(Written task) Below is a listing; write it out exactly and drop any images from it.

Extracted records
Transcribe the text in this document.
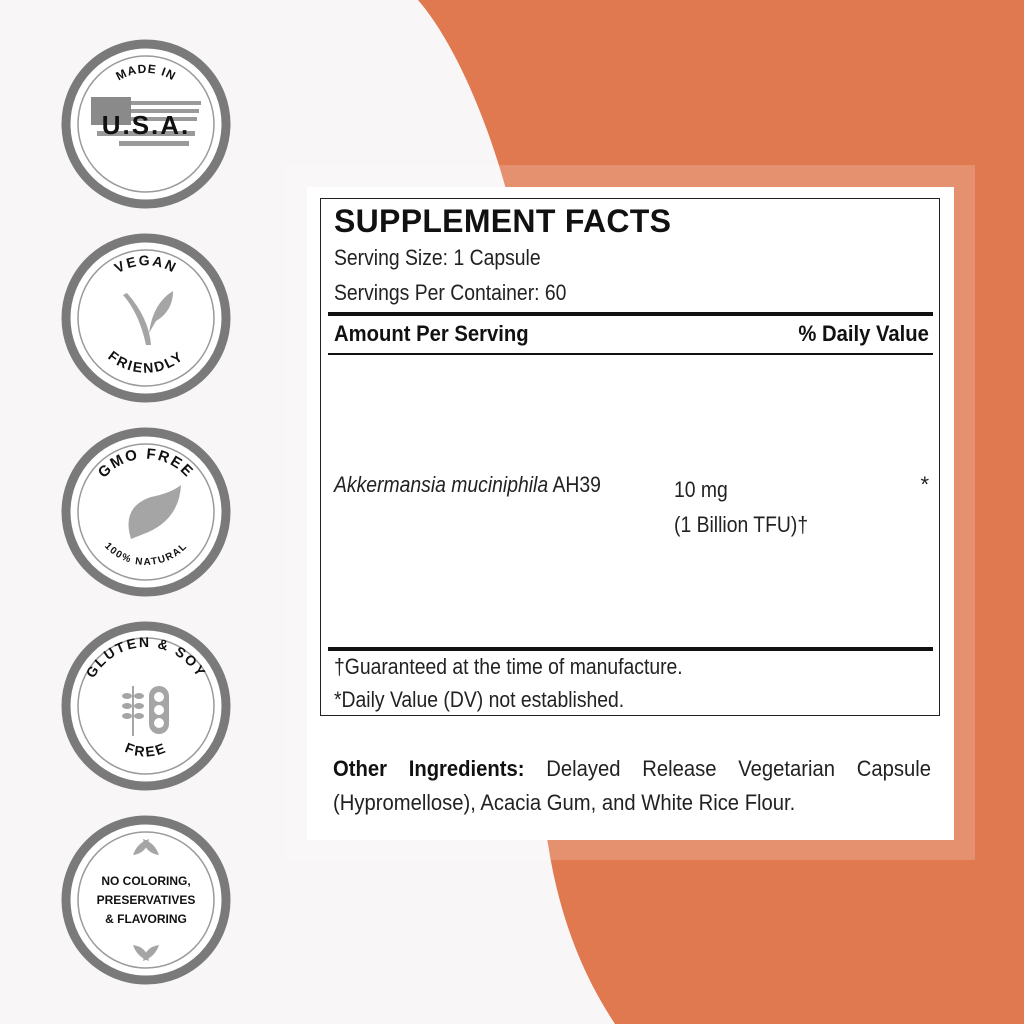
SUPPLEMENT FACTS
Serving Size: 1 Capsule
Servings Per Container: 60
Amount Per Serving	% Daily Value
Akkermansia muciniphila AH39	10 mg
(1 Billion TFU)†
*
†Guaranteed at the time of manufacture.
*Daily Value (DV) not established.
Other Ingredients: Delayed Release Vegetarian Capsule (Hypromellose), Acacia Gum, and White Rice Flour.
MADE IN
U.S.A.
VEGAN
FRIENDLY
GMO FREE
100% NATURAL
GLUTEN & SOY
FREE
NO COLORING,
PRESERVATIVES
& FLAVORING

(The completed task)
Transcribe the text in this document.
SUPPLEMENT FACTS
Serving Size: 1 Capsule
Servings Per Container: 60
Amount Per Serving	% Daily Value
Akkermansia muciniphila AH39	10 mg
(1 Billion TFU)†
*
†Guaranteed at the time of manufacture.
*Daily Value (DV) not established.
Other Ingredients: Delayed Release Vegetarian Capsule (Hypromellose), Acacia Gum, and White Rice Flour.
MADE IN
U.S.A.
VEGAN
FRIENDLY
GMO FREE
100% NATURAL
GLUTEN & SOY
FREE
NO COLORING,
PRESERVATIVES
& FLAVORING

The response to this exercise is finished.